=== Dataset extract ===

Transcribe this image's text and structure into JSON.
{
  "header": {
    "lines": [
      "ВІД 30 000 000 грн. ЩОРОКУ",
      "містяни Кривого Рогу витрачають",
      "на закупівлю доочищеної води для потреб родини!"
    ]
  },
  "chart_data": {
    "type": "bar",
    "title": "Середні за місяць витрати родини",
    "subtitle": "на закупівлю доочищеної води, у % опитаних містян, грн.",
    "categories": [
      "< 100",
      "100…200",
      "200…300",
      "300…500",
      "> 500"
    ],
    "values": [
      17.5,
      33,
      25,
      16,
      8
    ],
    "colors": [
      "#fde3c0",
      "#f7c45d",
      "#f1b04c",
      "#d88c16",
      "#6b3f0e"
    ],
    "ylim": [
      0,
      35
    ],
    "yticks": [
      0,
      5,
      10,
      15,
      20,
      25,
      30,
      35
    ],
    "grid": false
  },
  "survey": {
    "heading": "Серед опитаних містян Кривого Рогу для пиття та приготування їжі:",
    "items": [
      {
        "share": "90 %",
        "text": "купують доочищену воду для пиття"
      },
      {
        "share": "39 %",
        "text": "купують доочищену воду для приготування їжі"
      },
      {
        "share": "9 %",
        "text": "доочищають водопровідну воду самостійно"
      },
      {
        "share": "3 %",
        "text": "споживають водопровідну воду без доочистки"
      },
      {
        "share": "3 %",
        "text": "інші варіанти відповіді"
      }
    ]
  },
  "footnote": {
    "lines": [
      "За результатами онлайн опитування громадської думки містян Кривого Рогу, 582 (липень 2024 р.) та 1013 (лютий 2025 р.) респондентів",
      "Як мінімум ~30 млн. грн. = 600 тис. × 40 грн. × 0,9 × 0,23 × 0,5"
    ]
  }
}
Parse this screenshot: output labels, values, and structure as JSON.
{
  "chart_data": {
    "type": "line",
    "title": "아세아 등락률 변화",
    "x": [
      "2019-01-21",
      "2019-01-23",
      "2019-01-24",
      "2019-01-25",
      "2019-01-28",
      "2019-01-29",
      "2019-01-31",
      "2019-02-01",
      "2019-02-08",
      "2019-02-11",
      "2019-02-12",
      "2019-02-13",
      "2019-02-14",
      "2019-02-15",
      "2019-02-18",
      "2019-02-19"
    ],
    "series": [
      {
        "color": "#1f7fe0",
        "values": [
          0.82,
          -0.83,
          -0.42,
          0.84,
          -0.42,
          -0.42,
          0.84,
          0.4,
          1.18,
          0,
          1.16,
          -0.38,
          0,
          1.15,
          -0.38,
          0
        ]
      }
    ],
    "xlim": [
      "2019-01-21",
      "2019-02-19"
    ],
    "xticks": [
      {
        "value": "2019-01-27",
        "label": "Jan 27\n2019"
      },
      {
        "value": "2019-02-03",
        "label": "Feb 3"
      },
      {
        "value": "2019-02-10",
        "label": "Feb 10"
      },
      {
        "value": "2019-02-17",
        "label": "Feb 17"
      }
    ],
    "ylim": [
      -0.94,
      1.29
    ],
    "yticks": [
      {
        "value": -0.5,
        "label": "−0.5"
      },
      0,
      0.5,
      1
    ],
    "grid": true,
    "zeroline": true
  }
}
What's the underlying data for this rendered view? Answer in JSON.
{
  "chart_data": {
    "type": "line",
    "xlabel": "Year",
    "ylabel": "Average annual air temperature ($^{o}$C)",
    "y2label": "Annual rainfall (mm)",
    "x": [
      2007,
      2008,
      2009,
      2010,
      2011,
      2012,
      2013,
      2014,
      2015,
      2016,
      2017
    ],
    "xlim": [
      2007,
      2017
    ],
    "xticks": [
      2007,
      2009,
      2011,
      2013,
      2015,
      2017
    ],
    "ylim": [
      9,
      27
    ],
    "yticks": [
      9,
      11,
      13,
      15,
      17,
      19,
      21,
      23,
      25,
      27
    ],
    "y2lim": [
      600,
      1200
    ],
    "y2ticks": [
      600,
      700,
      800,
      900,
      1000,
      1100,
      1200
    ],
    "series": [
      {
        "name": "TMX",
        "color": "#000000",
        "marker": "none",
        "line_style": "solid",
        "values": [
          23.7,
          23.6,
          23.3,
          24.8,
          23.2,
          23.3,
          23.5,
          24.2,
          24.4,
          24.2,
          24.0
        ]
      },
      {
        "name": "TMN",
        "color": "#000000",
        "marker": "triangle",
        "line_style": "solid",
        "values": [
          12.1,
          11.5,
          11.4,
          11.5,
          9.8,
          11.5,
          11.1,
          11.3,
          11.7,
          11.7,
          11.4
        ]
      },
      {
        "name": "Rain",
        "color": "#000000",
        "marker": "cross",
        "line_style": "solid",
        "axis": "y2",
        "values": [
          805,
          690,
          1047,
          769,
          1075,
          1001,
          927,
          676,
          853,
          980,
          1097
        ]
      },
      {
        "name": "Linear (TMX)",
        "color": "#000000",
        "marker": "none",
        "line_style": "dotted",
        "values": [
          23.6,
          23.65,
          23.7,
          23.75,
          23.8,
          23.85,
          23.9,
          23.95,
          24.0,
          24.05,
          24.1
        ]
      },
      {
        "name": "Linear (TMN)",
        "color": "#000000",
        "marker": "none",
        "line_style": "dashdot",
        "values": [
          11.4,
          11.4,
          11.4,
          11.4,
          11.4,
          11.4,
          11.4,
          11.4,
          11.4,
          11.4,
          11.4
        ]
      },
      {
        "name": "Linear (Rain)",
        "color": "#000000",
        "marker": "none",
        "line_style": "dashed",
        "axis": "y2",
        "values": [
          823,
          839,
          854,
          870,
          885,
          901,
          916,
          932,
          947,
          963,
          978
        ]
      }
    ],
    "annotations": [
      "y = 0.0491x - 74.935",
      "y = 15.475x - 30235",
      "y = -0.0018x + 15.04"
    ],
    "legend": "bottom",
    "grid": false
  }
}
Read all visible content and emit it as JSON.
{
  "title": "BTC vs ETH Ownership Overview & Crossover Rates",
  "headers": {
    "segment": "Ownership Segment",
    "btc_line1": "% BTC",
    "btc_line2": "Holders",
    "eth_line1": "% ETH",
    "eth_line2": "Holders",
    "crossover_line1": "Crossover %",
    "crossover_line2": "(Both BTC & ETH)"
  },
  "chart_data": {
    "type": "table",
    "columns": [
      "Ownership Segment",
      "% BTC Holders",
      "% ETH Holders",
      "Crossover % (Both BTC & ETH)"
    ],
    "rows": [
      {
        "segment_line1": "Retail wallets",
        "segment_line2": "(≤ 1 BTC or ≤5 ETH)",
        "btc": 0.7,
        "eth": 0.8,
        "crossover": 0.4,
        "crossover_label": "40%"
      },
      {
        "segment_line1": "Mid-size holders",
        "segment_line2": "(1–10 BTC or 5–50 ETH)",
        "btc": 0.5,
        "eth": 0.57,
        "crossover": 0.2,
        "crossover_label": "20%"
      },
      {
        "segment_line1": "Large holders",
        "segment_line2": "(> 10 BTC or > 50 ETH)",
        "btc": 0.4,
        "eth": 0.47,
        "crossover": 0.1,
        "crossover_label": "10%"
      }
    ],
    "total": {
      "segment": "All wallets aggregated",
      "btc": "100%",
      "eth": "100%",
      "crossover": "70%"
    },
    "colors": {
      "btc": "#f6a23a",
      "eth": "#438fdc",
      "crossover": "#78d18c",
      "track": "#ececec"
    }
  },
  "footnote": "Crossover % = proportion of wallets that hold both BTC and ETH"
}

===

### Exercise instructions
Filter the records for lines holding the string "родини". Copy each one.

### Task solution
      "на закупівлю доочищеної води для потреб родини!"
    "title": "Середні за місяць витрати родини",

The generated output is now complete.